◆ **TEXT FOR ANALYSIS**:
-- Opening Marker --

Two international teams, both including scientists from the Max Planck Institute for Colloids and Interfaces, have now investigated more closely how the tiny iron oxide particles form. “Magnetotactic bacteria are excellent subjects for studying magnetic biomineralisation”, says Damien Faivre, Leader of the Molecular Biomimetic and Magnetic Biomineralisation Research Group at the Max Planck Institute in Potsdam. “This is because their genomes are already decoded and there are enough investigative techniques with which we can genetically alter them.”

The way bacteria control the biomineralisation offers a great model for materials science

In general, magnetite crystals consist of iron(II,III) oxide (Fe3O4) containing two different species of iron. The shape of the nanoparticle and thus the magnetosomes varies among different species of bacteria, though one species of bacteria always forms them with great precision in the same shape and size. The microbes are apparently able to control the biosynthesis of the nanoparticles in a unique manner, which has awakened the interest of not just biologists. “If we develop a better understanding of the underlying principles, new approaches and methods of producing magnetite nanoparticles in the future will certainly open up”, according to Damien Faivre. “If materials scientists were able to control the properties of synthetic magnetite particles as precisely as bacteria do, then new applications would be conceivable for the particles, such as contrast media for magnetic resonance tomography.”

In one of the recently published studies, the scientists chemically characterised how the magnetotactic bacteria formed magnetite using X-ray absorption spectroscopy at cryogenic temperatures and transmission electron microscopy. The unicellular organisms first create completely disordered ferric hydroxide rich in phosphate. This material resembles ferritins, i.e. a protein complex occurring in animals, plants and bacteria that typically stores iron. The magnetite particles for the magnetosomes are subsequently formed from nanoparticles of ferric oxyhydroxides or oxides.

“The astounding thing is that this transformation to magnetite is very similar to and resembles how the mineralisation in higher organisms works”, says Jens Baumgartner, one of the participating scientists of the Max Planck Institute for Colloids and Interfaces. Pigeons also probably form magnetite using the same mechanism in order to deposit it in their beaks as a navigational aid. Since iron phosphates are present, it suggests that the biomineralisation of magnetite in bacteria and higher life forms proceeds similarly, even though these life forms are widely separated from each other from an evolutionary point of view.

Bacteria control the oxidation of iron through the MamP protein

However, the bacteria are not just able to precisely control the shape and size of the magnetite particles, but the chemical composition of the particles as well. They create the exact chemical conditions for the oxides of the two different iron ions, i.e. the doubly charged iron(II) (Fe(II)) and the triple-charged iron(III) (Fe(III)), to be formed in exactly the right proportions. As the second study now shows, in which the scientists in Potsdam were also involved, a protein named MamP plays the critical role. This protein was found exclusively in magnetotactic bacteria and resembles cytochromes.

-- Closing Marker --

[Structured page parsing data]

-- Opening Marker --

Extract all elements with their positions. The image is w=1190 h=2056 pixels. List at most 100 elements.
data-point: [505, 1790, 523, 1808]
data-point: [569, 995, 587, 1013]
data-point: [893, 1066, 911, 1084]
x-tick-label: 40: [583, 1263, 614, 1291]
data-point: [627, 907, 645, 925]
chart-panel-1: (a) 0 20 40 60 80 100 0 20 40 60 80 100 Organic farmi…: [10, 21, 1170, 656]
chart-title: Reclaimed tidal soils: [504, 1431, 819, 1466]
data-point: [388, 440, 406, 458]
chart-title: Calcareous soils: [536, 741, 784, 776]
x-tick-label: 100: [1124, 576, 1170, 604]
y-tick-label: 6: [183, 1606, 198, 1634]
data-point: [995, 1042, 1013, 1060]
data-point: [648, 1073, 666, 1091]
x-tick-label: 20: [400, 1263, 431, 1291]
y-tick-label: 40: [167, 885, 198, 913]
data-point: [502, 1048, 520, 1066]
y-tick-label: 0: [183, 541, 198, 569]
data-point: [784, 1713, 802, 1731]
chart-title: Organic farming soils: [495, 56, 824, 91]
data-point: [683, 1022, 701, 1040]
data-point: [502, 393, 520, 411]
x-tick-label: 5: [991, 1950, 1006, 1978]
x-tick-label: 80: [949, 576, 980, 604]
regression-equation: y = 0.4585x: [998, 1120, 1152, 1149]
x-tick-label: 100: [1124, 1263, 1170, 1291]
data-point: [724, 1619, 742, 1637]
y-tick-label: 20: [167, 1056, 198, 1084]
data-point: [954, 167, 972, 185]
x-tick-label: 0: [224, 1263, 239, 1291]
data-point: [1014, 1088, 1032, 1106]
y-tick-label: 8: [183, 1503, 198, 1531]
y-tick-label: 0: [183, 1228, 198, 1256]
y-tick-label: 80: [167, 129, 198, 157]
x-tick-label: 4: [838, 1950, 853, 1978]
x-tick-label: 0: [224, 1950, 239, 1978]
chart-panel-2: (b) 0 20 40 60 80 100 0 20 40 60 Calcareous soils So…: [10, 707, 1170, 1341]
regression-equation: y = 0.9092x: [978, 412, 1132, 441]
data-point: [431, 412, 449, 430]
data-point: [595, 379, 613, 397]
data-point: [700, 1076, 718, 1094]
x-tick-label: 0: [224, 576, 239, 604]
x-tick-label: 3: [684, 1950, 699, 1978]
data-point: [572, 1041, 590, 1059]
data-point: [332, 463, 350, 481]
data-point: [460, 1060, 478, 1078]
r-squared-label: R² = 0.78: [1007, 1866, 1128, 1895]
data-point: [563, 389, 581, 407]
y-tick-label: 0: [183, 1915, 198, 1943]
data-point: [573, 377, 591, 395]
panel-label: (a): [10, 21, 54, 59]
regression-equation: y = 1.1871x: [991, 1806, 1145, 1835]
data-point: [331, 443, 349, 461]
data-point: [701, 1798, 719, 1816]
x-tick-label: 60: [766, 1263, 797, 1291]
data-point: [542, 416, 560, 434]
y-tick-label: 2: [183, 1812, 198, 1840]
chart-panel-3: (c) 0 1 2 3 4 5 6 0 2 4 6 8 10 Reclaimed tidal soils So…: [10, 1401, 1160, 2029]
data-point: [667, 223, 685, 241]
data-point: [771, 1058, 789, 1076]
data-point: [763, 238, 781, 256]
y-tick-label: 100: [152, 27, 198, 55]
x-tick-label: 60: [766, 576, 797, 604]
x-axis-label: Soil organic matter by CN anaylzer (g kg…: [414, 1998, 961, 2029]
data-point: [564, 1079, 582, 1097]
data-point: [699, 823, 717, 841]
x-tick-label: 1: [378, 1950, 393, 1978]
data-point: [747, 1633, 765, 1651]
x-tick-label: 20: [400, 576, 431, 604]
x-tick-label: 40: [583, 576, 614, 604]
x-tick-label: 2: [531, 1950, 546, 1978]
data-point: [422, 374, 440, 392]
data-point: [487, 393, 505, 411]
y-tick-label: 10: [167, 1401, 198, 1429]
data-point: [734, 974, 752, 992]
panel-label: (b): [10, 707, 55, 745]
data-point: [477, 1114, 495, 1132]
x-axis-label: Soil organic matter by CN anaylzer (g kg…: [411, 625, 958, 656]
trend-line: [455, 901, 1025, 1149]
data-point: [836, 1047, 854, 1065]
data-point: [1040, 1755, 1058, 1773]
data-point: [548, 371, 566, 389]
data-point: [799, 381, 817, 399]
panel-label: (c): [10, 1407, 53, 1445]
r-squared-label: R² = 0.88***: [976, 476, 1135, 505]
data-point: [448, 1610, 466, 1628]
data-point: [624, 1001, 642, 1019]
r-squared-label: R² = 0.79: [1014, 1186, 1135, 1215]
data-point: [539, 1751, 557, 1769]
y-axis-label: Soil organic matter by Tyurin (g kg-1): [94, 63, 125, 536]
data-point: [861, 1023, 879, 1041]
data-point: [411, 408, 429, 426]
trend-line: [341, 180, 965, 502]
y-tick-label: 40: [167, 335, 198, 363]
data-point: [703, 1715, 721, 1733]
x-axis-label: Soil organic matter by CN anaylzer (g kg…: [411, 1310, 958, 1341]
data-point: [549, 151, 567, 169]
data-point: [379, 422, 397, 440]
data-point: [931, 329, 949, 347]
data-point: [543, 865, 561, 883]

-- Closing Marker --

◆ **TASK**: Copy the text about magnetotactic bacteria word for word, from "Bacteria control the oxidation" to "and resembles cytochromes.".

◆ **EXERCISE OUTPUT**:
Bacteria control the oxidation of iron through the MamP protein

However, the bacteria are not just able to precisely control the shape and size of the magnetite particles, but the chemical composition of the particles as well. They create the exact chemical conditions for the oxides of the two different iron ions, i.e. the doubly charged iron(II) (Fe(II)) and the triple-charged iron(III) (Fe(III)), to be formed in exactly the right proportions. As the second study now shows, in which the scientists in Potsdam were also involved, a protein named MamP plays the critical role. This protein was found exclusively in magnetotactic bacteria and resembles cytochromes.